| Requirement |
Copy the records below exactly as they are written.

| Data rows |
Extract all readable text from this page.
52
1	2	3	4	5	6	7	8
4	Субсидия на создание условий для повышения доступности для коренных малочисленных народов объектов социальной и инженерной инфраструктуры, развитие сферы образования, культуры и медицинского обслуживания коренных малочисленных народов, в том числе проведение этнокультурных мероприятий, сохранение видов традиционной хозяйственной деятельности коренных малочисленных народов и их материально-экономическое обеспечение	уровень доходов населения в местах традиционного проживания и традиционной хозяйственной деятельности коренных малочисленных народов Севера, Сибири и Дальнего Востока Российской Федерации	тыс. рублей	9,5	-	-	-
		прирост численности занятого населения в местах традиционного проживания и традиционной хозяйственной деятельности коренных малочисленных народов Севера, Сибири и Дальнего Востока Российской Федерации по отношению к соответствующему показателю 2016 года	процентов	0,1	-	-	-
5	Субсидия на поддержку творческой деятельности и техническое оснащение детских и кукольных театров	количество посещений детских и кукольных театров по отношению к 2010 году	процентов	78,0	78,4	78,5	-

| Result of the exercise |
Extract all readable text from this page.
52
1	2	3	4	5	6	7	8
4	Субсидия на создание условий для повышения доступности для коренных малочисленных народов объектов социальной и инженерной инфраструктуры, развитие сферы образования, культуры и медицинского обслуживания коренных малочисленных народов, в том числе проведение этнокультурных мероприятий, сохранение видов традиционной хозяйственной деятельности коренных малочисленных народов и их материально-экономическое обеспечение	уровень доходов населения в местах традиционного проживания и традиционной хозяйственной деятельности коренных малочисленных народов Севера, Сибири и Дальнего Востока Российской Федерации	тыс. рублей	9,5	-	-	-
		прирост численности занятого населения в местах традиционного проживания и традиционной хозяйственной деятельности коренных малочисленных народов Севера, Сибири и Дальнего Востока Российской Федерации по отношению к соответствующему показателю 2016 года	процентов	0,1	-	-	-
5	Субсидия на поддержку творческой деятельности и техническое оснащение детских и кукольных театров	количество посещений детских и кукольных театров по отношению к 2010 году	процентов	78,0	78,4	78,5	-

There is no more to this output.